Skip every image and restate the data word for word.

━━━━━━━━━━━━━━━━━━━━

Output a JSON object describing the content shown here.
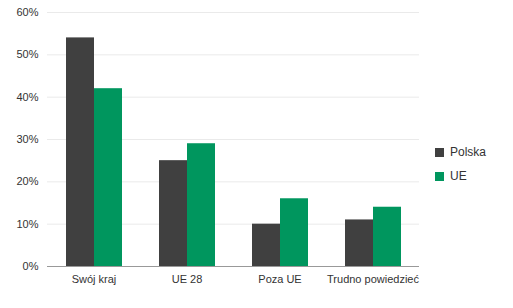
{
  "chart_data": {
    "type": "bar",
    "categories": [
      "Swój kraj",
      "UE 28",
      "Poza UE",
      "Trudno powiedzieć"
    ],
    "series": [
      {
        "name": "Polska",
        "color": "#404040",
        "values": [
          54,
          25,
          10,
          11
        ]
      },
      {
        "name": "UE",
        "color": "#00965e",
        "values": [
          42,
          29,
          16,
          14
        ]
      }
    ],
    "ylim": [
      0,
      60
    ],
    "yticks": [
      {
        "value": 0,
        "label": "0%"
      },
      {
        "value": 10,
        "label": "10%"
      },
      {
        "value": 20,
        "label": "20%"
      },
      {
        "value": 30,
        "label": "30%"
      },
      {
        "value": 40,
        "label": "40%"
      },
      {
        "value": 50,
        "label": "50%"
      },
      {
        "value": 60,
        "label": "60%"
      }
    ],
    "grid": true,
    "legend": "right"
  }
}
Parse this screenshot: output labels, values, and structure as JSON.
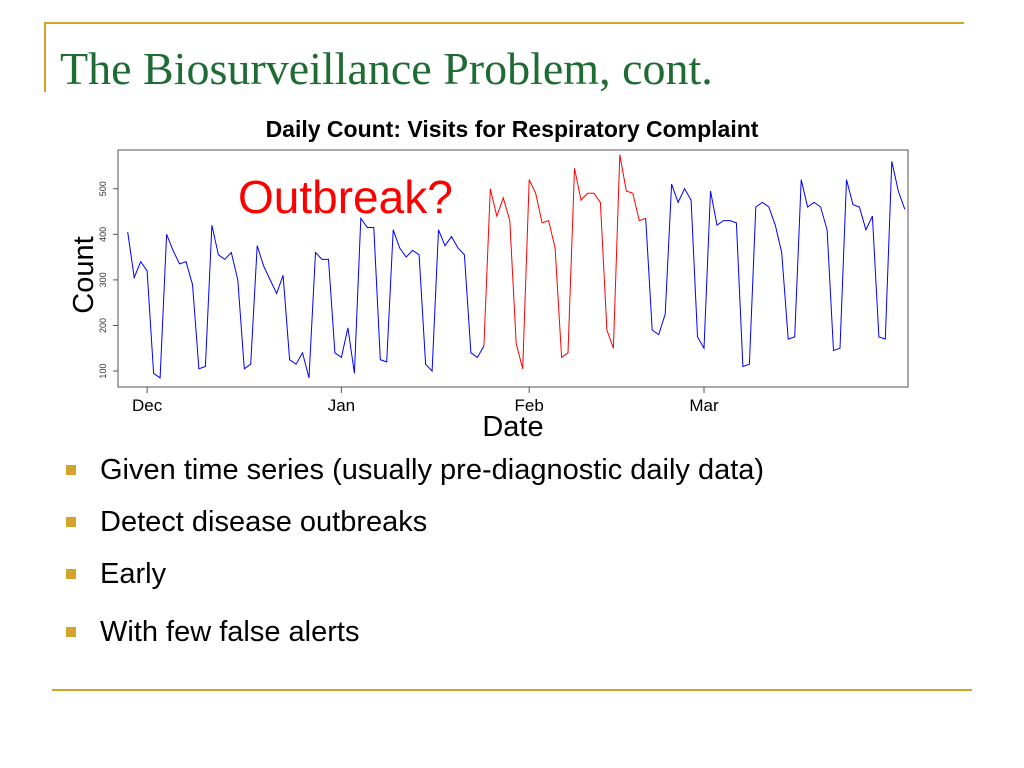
{
  "slide": {
    "title": "The Biosurveillance Problem, cont.",
    "bullets": [
      "Given time series (usually pre-diagnostic daily data)",
      "Detect disease outbreaks",
      "Early",
      "With few false alerts"
    ]
  },
  "colors": {
    "title": "#1f6b34",
    "accent": "#d4a42a",
    "normal_series": "#0000ff",
    "outbreak_series": "#ff0000",
    "annotation": "#ff0000"
  },
  "chart_data": {
    "type": "line",
    "title": "Daily Count: Visits for Respiratory Complaint",
    "xlabel": "Date",
    "ylabel": "Count",
    "annotation": "Outbreak?",
    "yticks": [
      100,
      200,
      300,
      400,
      500
    ],
    "ylim": [
      65,
      585
    ],
    "xlim": [
      -1.5,
      120.5
    ],
    "grid": false,
    "xticks": [
      {
        "label": "Dec",
        "day": 3
      },
      {
        "label": "Jan",
        "day": 33
      },
      {
        "label": "Feb",
        "day": 62
      },
      {
        "label": "Mar",
        "day": 89
      }
    ],
    "series": [
      {
        "color": "#0000ff",
        "start_day": 0,
        "values": [
          405,
          305,
          340,
          320,
          95,
          85,
          400,
          365,
          335,
          340,
          290,
          105,
          110,
          420,
          355,
          345,
          360,
          300,
          105,
          115,
          375,
          330,
          300,
          270,
          310,
          125,
          115,
          140,
          85,
          360,
          345,
          345,
          140,
          130,
          195,
          95,
          435,
          415,
          415,
          125,
          120,
          410,
          370,
          350,
          365,
          355,
          115,
          100,
          410,
          375,
          395,
          370,
          355,
          140,
          130,
          155
        ]
      },
      {
        "color": "#ff0000",
        "start_day": 55,
        "values": [
          155,
          500,
          440,
          480,
          430,
          160,
          105,
          520,
          490,
          425,
          430,
          370,
          130,
          140,
          545,
          475,
          490,
          490,
          470,
          190,
          150,
          575,
          495,
          490,
          430,
          435
        ]
      },
      {
        "color": "#0000ff",
        "start_day": 80,
        "values": [
          435,
          190,
          180,
          225,
          510,
          470,
          500,
          475,
          175,
          150,
          495,
          420,
          430,
          430,
          425,
          110,
          115,
          460,
          470,
          460,
          420,
          360,
          170,
          175,
          520,
          460,
          470,
          460,
          410,
          145,
          150,
          520,
          465,
          460,
          410,
          440,
          175,
          170,
          560,
          495,
          455
        ]
      }
    ]
  }
}
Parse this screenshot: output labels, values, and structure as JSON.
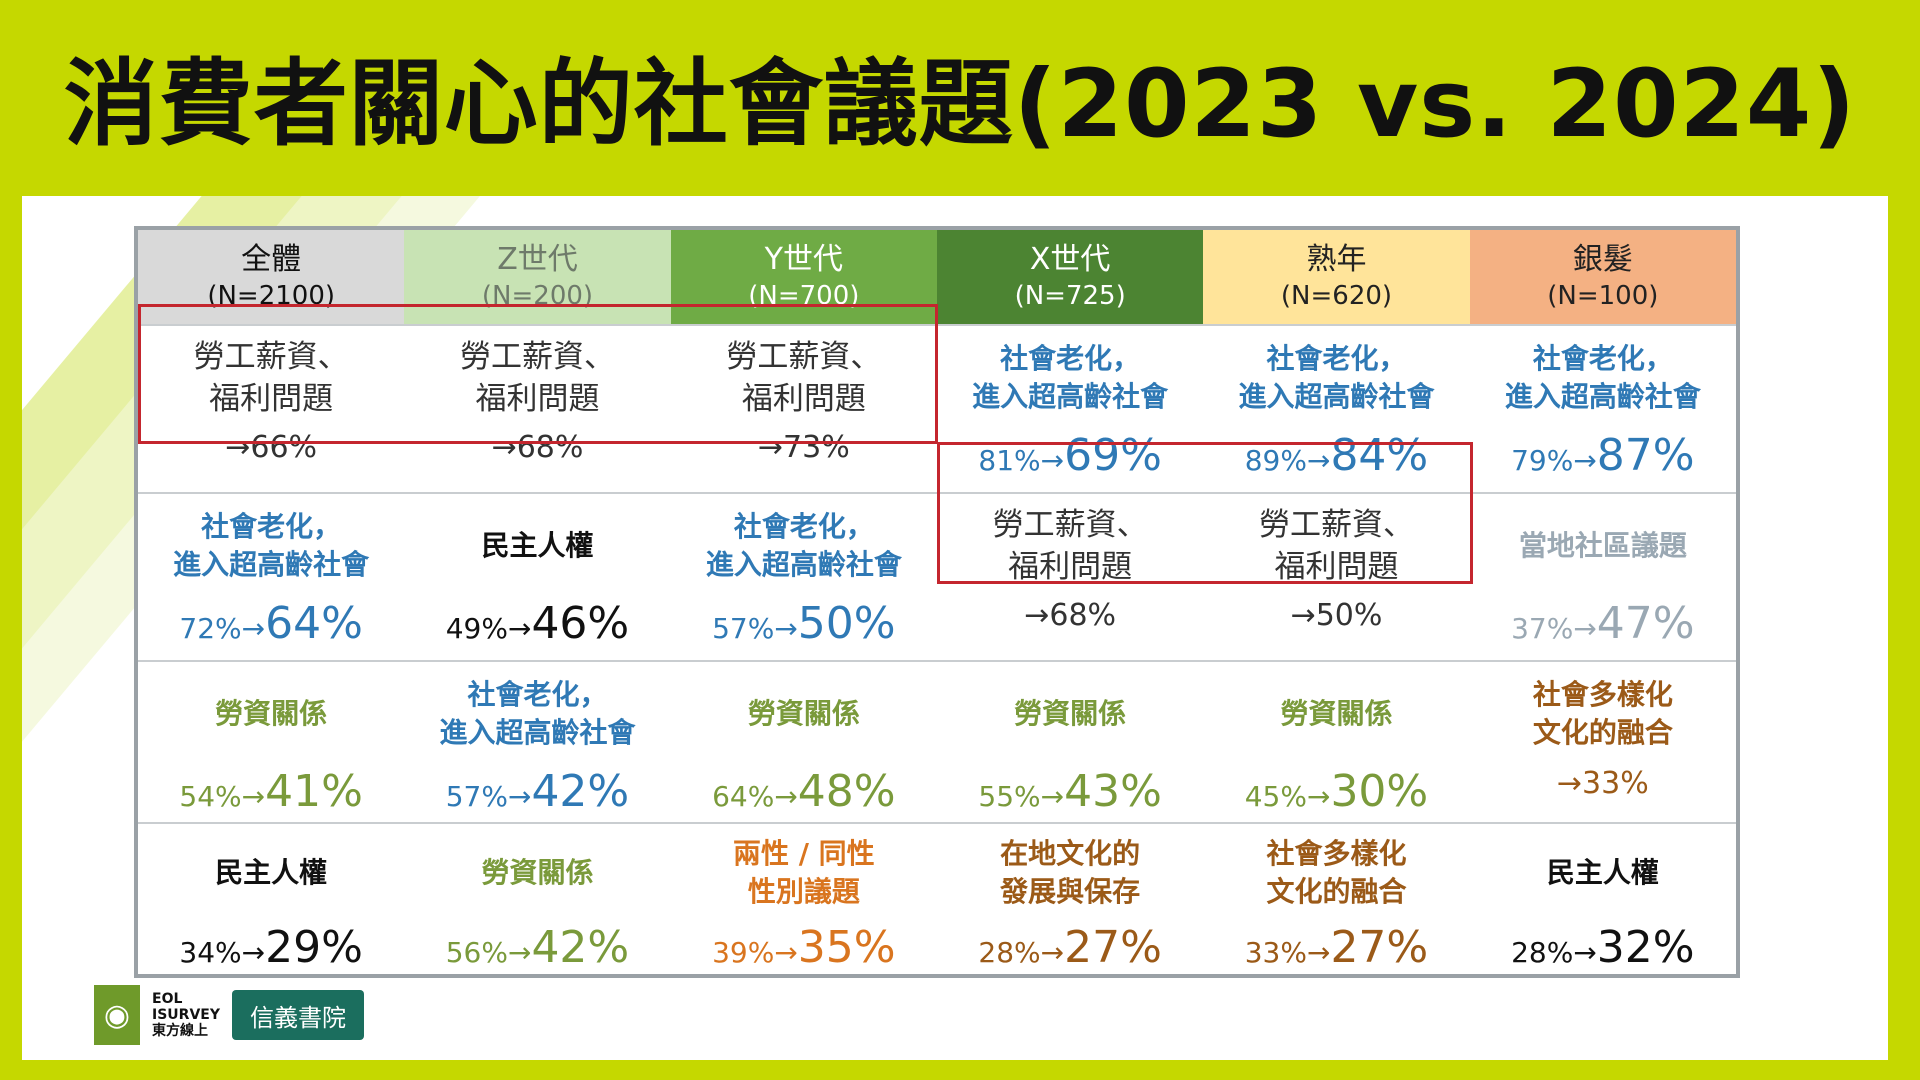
{
  "title": "消費者關心的社會議題(2023 vs. 2024)",
  "columns": [
    {
      "name": "全體",
      "n": "(N=2100)",
      "bg": "#d9d9d9",
      "fg": "#111111"
    },
    {
      "name": "Z世代",
      "n": "(N=200)",
      "bg": "#c8e3b4",
      "fg": "#6e7a6a"
    },
    {
      "name": "Y世代",
      "n": "(N=700)",
      "bg": "#6fab45",
      "fg": "#ffffff"
    },
    {
      "name": "X世代",
      "n": "(N=725)",
      "bg": "#4c8432",
      "fg": "#ffffff"
    },
    {
      "name": "熟年",
      "n": "(N=620)",
      "bg": "#ffe49a",
      "fg": "#222222"
    },
    {
      "name": "銀髮",
      "n": "(N=100)",
      "bg": "#f4b183",
      "fg": "#222222"
    }
  ],
  "rows": [
    [
      {
        "topic": "勞工薪資、\n福利問題",
        "from": "",
        "to": "→66%",
        "color": "gray",
        "style": "big"
      },
      {
        "topic": "勞工薪資、\n福利問題",
        "from": "",
        "to": "→68%",
        "color": "gray",
        "style": "big"
      },
      {
        "topic": "勞工薪資、\n福利問題",
        "from": "",
        "to": "→73%",
        "color": "gray",
        "style": "big"
      },
      {
        "topic": "社會老化，\n進入超高齡社會",
        "from": "81%→",
        "to": "69%",
        "color": "blue",
        "style": "bold"
      },
      {
        "topic": "社會老化，\n進入超高齡社會",
        "from": "89%→",
        "to": "84%",
        "color": "blue",
        "style": "bold"
      },
      {
        "topic": "社會老化，\n進入超高齡社會",
        "from": "79%→",
        "to": "87%",
        "color": "blue",
        "style": "bold"
      }
    ],
    [
      {
        "topic": "社會老化，\n進入超高齡社會",
        "from": "72%→",
        "to": "64%",
        "color": "blue",
        "style": "bold"
      },
      {
        "topic": "民主人權",
        "from": "49%→",
        "to": "46%",
        "color": "black",
        "style": "bold"
      },
      {
        "topic": "社會老化，\n進入超高齡社會",
        "from": "57%→",
        "to": "50%",
        "color": "blue",
        "style": "bold"
      },
      {
        "topic": "勞工薪資、\n福利問題",
        "from": "",
        "to": "→68%",
        "color": "gray",
        "style": "big"
      },
      {
        "topic": "勞工薪資、\n福利問題",
        "from": "",
        "to": "→50%",
        "color": "gray",
        "style": "big"
      },
      {
        "topic": "當地社區議題",
        "from": "37%→",
        "to": "47%",
        "color": "lightgray",
        "style": "bold"
      }
    ],
    [
      {
        "topic": "勞資關係",
        "from": "54%→",
        "to": "41%",
        "color": "green",
        "style": "bold"
      },
      {
        "topic": "社會老化，\n進入超高齡社會",
        "from": "57%→",
        "to": "42%",
        "color": "blue",
        "style": "bold"
      },
      {
        "topic": "勞資關係",
        "from": "64%→",
        "to": "48%",
        "color": "green",
        "style": "bold"
      },
      {
        "topic": "勞資關係",
        "from": "55%→",
        "to": "43%",
        "color": "green",
        "style": "bold"
      },
      {
        "topic": "勞資關係",
        "from": "45%→",
        "to": "30%",
        "color": "green",
        "style": "bold"
      },
      {
        "topic": "社會多樣化\n文化的融合",
        "from": "",
        "to": "→33%",
        "color": "brown",
        "style": "bold"
      }
    ],
    [
      {
        "topic": "民主人權",
        "from": "34%→",
        "to": "29%",
        "color": "black",
        "style": "bold"
      },
      {
        "topic": "勞資關係",
        "from": "56%→",
        "to": "42%",
        "color": "green",
        "style": "bold"
      },
      {
        "topic": "兩性 / 同性\n性別議題",
        "from": "39%→",
        "to": "35%",
        "color": "orange",
        "style": "bold"
      },
      {
        "topic": "在地文化的\n發展與保存",
        "from": "28%→",
        "to": "27%",
        "color": "brown",
        "style": "bold"
      },
      {
        "topic": "社會多樣化\n文化的融合",
        "from": "33%→",
        "to": "27%",
        "color": "brown",
        "style": "bold"
      },
      {
        "topic": "民主人權",
        "from": "28%→",
        "to": "32%",
        "color": "black",
        "style": "bold"
      }
    ]
  ],
  "logos": {
    "eol_line1": "EOL",
    "eol_line2": "ISURVEY",
    "eol_line3": "東方線上",
    "xinyi": "信義書院"
  }
}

━━━━━━━━━━━━━━━━━━━━

- RESPONSE
Output a JSON object describing the content shown here.
{
  "chart_data": {
    "type": "bar",
    "categories": [
      "Swój kraj",
      "UE 28",
      "Poza UE",
      "Trudno powiedzieć"
    ],
    "series": [
      {
        "name": "Polska",
        "color": "#404040",
        "values": [
          54,
          25,
          10,
          11
        ]
      },
      {
        "name": "UE",
        "color": "#00965e",
        "values": [
          42,
          29,
          16,
          14
        ]
      }
    ],
    "ylim": [
      0,
      60
    ],
    "yticks": [
      {
        "value": 0,
        "label": "0%"
      },
      {
        "value": 10,
        "label": "10%"
      },
      {
        "value": 20,
        "label": "20%"
      },
      {
        "value": 30,
        "label": "30%"
      },
      {
        "value": 40,
        "label": "40%"
      },
      {
        "value": 50,
        "label": "50%"
      },
      {
        "value": 60,
        "label": "60%"
      }
    ],
    "grid": true,
    "legend": "right"
  }
}
Parse this screenshot: output labels, values, and structure as JSON.
{
  "slide": {
    "title": "The Biosurveillance Problem, cont.",
    "bullets": [
      "Given time series (usually pre-diagnostic daily data)",
      "Detect disease outbreaks",
      "Early",
      "With few false alerts"
    ]
  },
  "colors": {
    "title": "#1f6b34",
    "accent": "#d4a42a",
    "normal_series": "#0000ff",
    "outbreak_series": "#ff0000",
    "annotation": "#ff0000"
  },
  "chart_data": {
    "type": "line",
    "title": "Daily Count: Visits for Respiratory Complaint",
    "xlabel": "Date",
    "ylabel": "Count",
    "annotation": "Outbreak?",
    "yticks": [
      100,
      200,
      300,
      400,
      500
    ],
    "ylim": [
      65,
      585
    ],
    "xlim": [
      -1.5,
      120.5
    ],
    "grid": false,
    "xticks": [
      {
        "label": "Dec",
        "day": 3
      },
      {
        "label": "Jan",
        "day": 33
      },
      {
        "label": "Feb",
        "day": 62
      },
      {
        "label": "Mar",
        "day": 89
      }
    ],
    "series": [
      {
        "color": "#0000ff",
        "start_day": 0,
        "values": [
          405,
          305,
          340,
          320,
          95,
          85,
          400,
          365,
          335,
          340,
          290,
          105,
          110,
          420,
          355,
          345,
          360,
          300,
          105,
          115,
          375,
          330,
          300,
          270,
          310,
          125,
          115,
          140,
          85,
          360,
          345,
          345,
          140,
          130,
          195,
          95,
          435,
          415,
          415,
          125,
          120,
          410,
          370,
          350,
          365,
          355,
          115,
          100,
          410,
          375,
          395,
          370,
          355,
          140,
          130,
          155
        ]
      },
      {
        "color": "#ff0000",
        "start_day": 55,
        "values": [
          155,
          500,
          440,
          480,
          430,
          160,
          105,
          520,
          490,
          425,
          430,
          370,
          130,
          140,
          545,
          475,
          490,
          490,
          470,
          190,
          150,
          575,
          495,
          490,
          430,
          435
        ]
      },
      {
        "color": "#0000ff",
        "start_day": 80,
        "values": [
          435,
          190,
          180,
          225,
          510,
          470,
          500,
          475,
          175,
          150,
          495,
          420,
          430,
          430,
          425,
          110,
          115,
          460,
          470,
          460,
          420,
          360,
          170,
          175,
          520,
          460,
          470,
          460,
          410,
          145,
          150,
          520,
          465,
          460,
          410,
          440,
          175,
          170,
          560,
          495,
          455
        ]
      }
    ]
  }
}
Parse this screenshot: output labels, values, and structure as JSON.
{
  "title": "消費者關心的社會議題(2023 vs. 2024)",
  "columns": [
    {
      "name": "全體",
      "n": "(N=2100)",
      "bg": "#d9d9d9",
      "fg": "#111111"
    },
    {
      "name": "Z世代",
      "n": "(N=200)",
      "bg": "#c8e3b4",
      "fg": "#6e7a6a"
    },
    {
      "name": "Y世代",
      "n": "(N=700)",
      "bg": "#6fab45",
      "fg": "#ffffff"
    },
    {
      "name": "X世代",
      "n": "(N=725)",
      "bg": "#4c8432",
      "fg": "#ffffff"
    },
    {
      "name": "熟年",
      "n": "(N=620)",
      "bg": "#ffe49a",
      "fg": "#222222"
    },
    {
      "name": "銀髮",
      "n": "(N=100)",
      "bg": "#f4b183",
      "fg": "#222222"
    }
  ],
  "rows": [
    [
      {
        "topic": "勞工薪資、\n福利問題",
        "from": "",
        "to": "→66%",
        "color": "gray",
        "style": "big"
      },
      {
        "topic": "勞工薪資、\n福利問題",
        "from": "",
        "to": "→68%",
        "color": "gray",
        "style": "big"
      },
      {
        "topic": "勞工薪資、\n福利問題",
        "from": "",
        "to": "→73%",
        "color": "gray",
        "style": "big"
      },
      {
        "topic": "社會老化，\n進入超高齡社會",
        "from": "81%→",
        "to": "69%",
        "color": "blue",
        "style": "bold"
      },
      {
        "topic": "社會老化，\n進入超高齡社會",
        "from": "89%→",
        "to": "84%",
        "color": "blue",
        "style": "bold"
      },
      {
        "topic": "社會老化，\n進入超高齡社會",
        "from": "79%→",
        "to": "87%",
        "color": "blue",
        "style": "bold"
      }
    ],
    [
      {
        "topic": "社會老化，\n進入超高齡社會",
        "from": "72%→",
        "to": "64%",
        "color": "blue",
        "style": "bold"
      },
      {
        "topic": "民主人權",
        "from": "49%→",
        "to": "46%",
        "color": "black",
        "style": "bold"
      },
      {
        "topic": "社會老化，\n進入超高齡社會",
        "from": "57%→",
        "to": "50%",
        "color": "blue",
        "style": "bold"
      },
      {
        "topic": "勞工薪資、\n福利問題",
        "from": "",
        "to": "→68%",
        "color": "gray",
        "style": "big"
      },
      {
        "topic": "勞工薪資、\n福利問題",
        "from": "",
        "to": "→50%",
        "color": "gray",
        "style": "big"
      },
      {
        "topic": "當地社區議題",
        "from": "37%→",
        "to": "47%",
        "color": "lightgray",
        "style": "bold"
      }
    ],
    [
      {
        "topic": "勞資關係",
        "from": "54%→",
        "to": "41%",
        "color": "green",
        "style": "bold"
      },
      {
        "topic": "社會老化，\n進入超高齡社會",
        "from": "57%→",
        "to": "42%",
        "color": "blue",
        "style": "bold"
      },
      {
        "topic": "勞資關係",
        "from": "64%→",
        "to": "48%",
        "color": "green",
        "style": "bold"
      },
      {
        "topic": "勞資關係",
        "from": "55%→",
        "to": "43%",
        "color": "green",
        "style": "bold"
      },
      {
        "topic": "勞資關係",
        "from": "45%→",
        "to": "30%",
        "color": "green",
        "style": "bold"
      },
      {
        "topic": "社會多樣化\n文化的融合",
        "from": "",
        "to": "→33%",
        "color": "brown",
        "style": "bold"
      }
    ],
    [
      {
        "topic": "民主人權",
        "from": "34%→",
        "to": "29%",
        "color": "black",
        "style": "bold"
      },
      {
        "topic": "勞資關係",
        "from": "56%→",
        "to": "42%",
        "color": "green",
        "style": "bold"
      },
      {
        "topic": "兩性 / 同性\n性別議題",
        "from": "39%→",
        "to": "35%",
        "color": "orange",
        "style": "bold"
      },
      {
        "topic": "在地文化的\n發展與保存",
        "from": "28%→",
        "to": "27%",
        "color": "brown",
        "style": "bold"
      },
      {
        "topic": "社會多樣化\n文化的融合",
        "from": "33%→",
        "to": "27%",
        "color": "brown",
        "style": "bold"
      },
      {
        "topic": "民主人權",
        "from": "28%→",
        "to": "32%",
        "color": "black",
        "style": "bold"
      }
    ]
  ],
  "logos": {
    "eol_line1": "EOL",
    "eol_line2": "ISURVEY",
    "eol_line3": "東方線上",
    "xinyi": "信義書院"
  }
}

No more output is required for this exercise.